Start of DATA FOR PROCESSING

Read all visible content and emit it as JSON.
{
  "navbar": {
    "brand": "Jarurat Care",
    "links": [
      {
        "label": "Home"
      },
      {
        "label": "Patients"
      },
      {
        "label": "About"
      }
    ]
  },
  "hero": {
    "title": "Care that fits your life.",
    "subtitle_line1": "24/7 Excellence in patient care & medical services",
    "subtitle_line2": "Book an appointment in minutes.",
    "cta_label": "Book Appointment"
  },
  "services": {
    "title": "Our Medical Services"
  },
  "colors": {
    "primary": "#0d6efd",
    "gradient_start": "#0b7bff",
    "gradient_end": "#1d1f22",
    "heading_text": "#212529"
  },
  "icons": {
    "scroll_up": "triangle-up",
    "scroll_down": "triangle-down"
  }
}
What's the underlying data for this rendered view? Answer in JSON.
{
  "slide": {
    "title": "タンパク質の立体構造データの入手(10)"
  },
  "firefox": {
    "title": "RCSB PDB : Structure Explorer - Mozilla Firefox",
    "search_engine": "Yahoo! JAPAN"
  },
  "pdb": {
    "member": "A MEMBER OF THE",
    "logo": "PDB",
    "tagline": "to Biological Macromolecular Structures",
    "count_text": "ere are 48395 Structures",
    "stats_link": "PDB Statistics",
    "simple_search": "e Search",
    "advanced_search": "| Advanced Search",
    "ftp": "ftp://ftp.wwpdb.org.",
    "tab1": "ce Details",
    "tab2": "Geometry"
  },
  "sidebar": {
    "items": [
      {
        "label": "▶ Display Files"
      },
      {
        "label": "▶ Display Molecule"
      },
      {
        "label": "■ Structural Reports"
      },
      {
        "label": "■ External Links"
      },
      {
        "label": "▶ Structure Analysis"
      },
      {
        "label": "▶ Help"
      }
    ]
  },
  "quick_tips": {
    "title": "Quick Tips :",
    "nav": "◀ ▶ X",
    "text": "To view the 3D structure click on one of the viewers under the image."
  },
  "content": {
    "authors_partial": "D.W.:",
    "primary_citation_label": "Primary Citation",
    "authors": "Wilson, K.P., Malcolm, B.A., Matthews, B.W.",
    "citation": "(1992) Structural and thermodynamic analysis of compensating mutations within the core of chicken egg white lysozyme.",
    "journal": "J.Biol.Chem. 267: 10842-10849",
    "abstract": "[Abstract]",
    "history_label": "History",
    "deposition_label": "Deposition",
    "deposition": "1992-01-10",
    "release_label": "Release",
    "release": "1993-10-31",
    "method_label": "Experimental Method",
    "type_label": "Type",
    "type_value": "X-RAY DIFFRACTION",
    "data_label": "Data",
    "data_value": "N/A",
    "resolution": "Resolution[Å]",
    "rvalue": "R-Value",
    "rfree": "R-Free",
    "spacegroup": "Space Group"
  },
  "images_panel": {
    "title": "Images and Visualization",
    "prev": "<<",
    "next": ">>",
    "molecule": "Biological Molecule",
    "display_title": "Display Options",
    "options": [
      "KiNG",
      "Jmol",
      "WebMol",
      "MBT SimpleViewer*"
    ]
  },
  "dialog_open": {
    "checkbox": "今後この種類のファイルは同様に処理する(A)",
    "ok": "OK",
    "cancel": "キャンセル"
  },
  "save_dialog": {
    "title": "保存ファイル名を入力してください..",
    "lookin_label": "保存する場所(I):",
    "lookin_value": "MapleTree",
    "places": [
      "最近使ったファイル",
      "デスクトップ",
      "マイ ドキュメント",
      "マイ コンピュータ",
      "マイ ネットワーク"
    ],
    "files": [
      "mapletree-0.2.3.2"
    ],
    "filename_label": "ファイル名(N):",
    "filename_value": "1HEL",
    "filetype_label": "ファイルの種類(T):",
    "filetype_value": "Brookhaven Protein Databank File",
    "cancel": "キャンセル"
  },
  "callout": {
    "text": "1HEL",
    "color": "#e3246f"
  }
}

End of DATA FOR PROCESSING

» **YOUR GOAL**
Copy all of the data exactly. Skip nothing.

» **RESPONSE TO THIS EXERCISE**
Read all visible content and emit it as JSON.
{
  "navbar": {
    "brand": "Jarurat Care",
    "links": [
      {
        "label": "Home"
      },
      {
        "label": "Patients"
      },
      {
        "label": "About"
      }
    ]
  },
  "hero": {
    "title": "Care that fits your life.",
    "subtitle_line1": "24/7 Excellence in patient care & medical services",
    "subtitle_line2": "Book an appointment in minutes.",
    "cta_label": "Book Appointment"
  },
  "services": {
    "title": "Our Medical Services"
  },
  "colors": {
    "primary": "#0d6efd",
    "gradient_start": "#0b7bff",
    "gradient_end": "#1d1f22",
    "heading_text": "#212529"
  },
  "icons": {
    "scroll_up": "triangle-up",
    "scroll_down": "triangle-down"
  }
}
What's the underlying data for this rendered view? Answer in JSON.
{
  "slide": {
    "title": "タンパク質の立体構造データの入手(10)"
  },
  "firefox": {
    "title": "RCSB PDB : Structure Explorer - Mozilla Firefox",
    "search_engine": "Yahoo! JAPAN"
  },
  "pdb": {
    "member": "A MEMBER OF THE",
    "logo": "PDB",
    "tagline": "to Biological Macromolecular Structures",
    "count_text": "ere are 48395 Structures",
    "stats_link": "PDB Statistics",
    "simple_search": "e Search",
    "advanced_search": "| Advanced Search",
    "ftp": "ftp://ftp.wwpdb.org.",
    "tab1": "ce Details",
    "tab2": "Geometry"
  },
  "sidebar": {
    "items": [
      {
        "label": "▶ Display Files"
      },
      {
        "label": "▶ Display Molecule"
      },
      {
        "label": "■ Structural Reports"
      },
      {
        "label": "■ External Links"
      },
      {
        "label": "▶ Structure Analysis"
      },
      {
        "label": "▶ Help"
      }
    ]
  },
  "quick_tips": {
    "title": "Quick Tips :",
    "nav": "◀ ▶ X",
    "text": "To view the 3D structure click on one of the viewers under the image."
  },
  "content": {
    "authors_partial": "D.W.:",
    "primary_citation_label": "Primary Citation",
    "authors": "Wilson, K.P., Malcolm, B.A., Matthews, B.W.",
    "citation": "(1992) Structural and thermodynamic analysis of compensating mutations within the core of chicken egg white lysozyme.",
    "journal": "J.Biol.Chem. 267: 10842-10849",
    "abstract": "[Abstract]",
    "history_label": "History",
    "deposition_label": "Deposition",
    "deposition": "1992-01-10",
    "release_label": "Release",
    "release": "1993-10-31",
    "method_label": "Experimental Method",
    "type_label": "Type",
    "type_value": "X-RAY DIFFRACTION",
    "data_label": "Data",
    "data_value": "N/A",
    "resolution": "Resolution[Å]",
    "rvalue": "R-Value",
    "rfree": "R-Free",
    "spacegroup": "Space Group"
  },
  "images_panel": {
    "title": "Images and Visualization",
    "prev": "<<",
    "next": ">>",
    "molecule": "Biological Molecule",
    "display_title": "Display Options",
    "options": [
      "KiNG",
      "Jmol",
      "WebMol",
      "MBT SimpleViewer*"
    ]
  },
  "dialog_open": {
    "checkbox": "今後この種類のファイルは同様に処理する(A)",
    "ok": "OK",
    "cancel": "キャンセル"
  },
  "save_dialog": {
    "title": "保存ファイル名を入力してください..",
    "lookin_label": "保存する場所(I):",
    "lookin_value": "MapleTree",
    "places": [
      "最近使ったファイル",
      "デスクトップ",
      "マイ ドキュメント",
      "マイ コンピュータ",
      "マイ ネットワーク"
    ],
    "files": [
      "mapletree-0.2.3.2"
    ],
    "filename_label": "ファイル名(N):",
    "filename_value": "1HEL",
    "filetype_label": "ファイルの種類(T):",
    "filetype_value": "Brookhaven Protein Databank File",
    "cancel": "キャンセル"
  },
  "callout": {
    "text": "1HEL",
    "color": "#e3246f"
  }
}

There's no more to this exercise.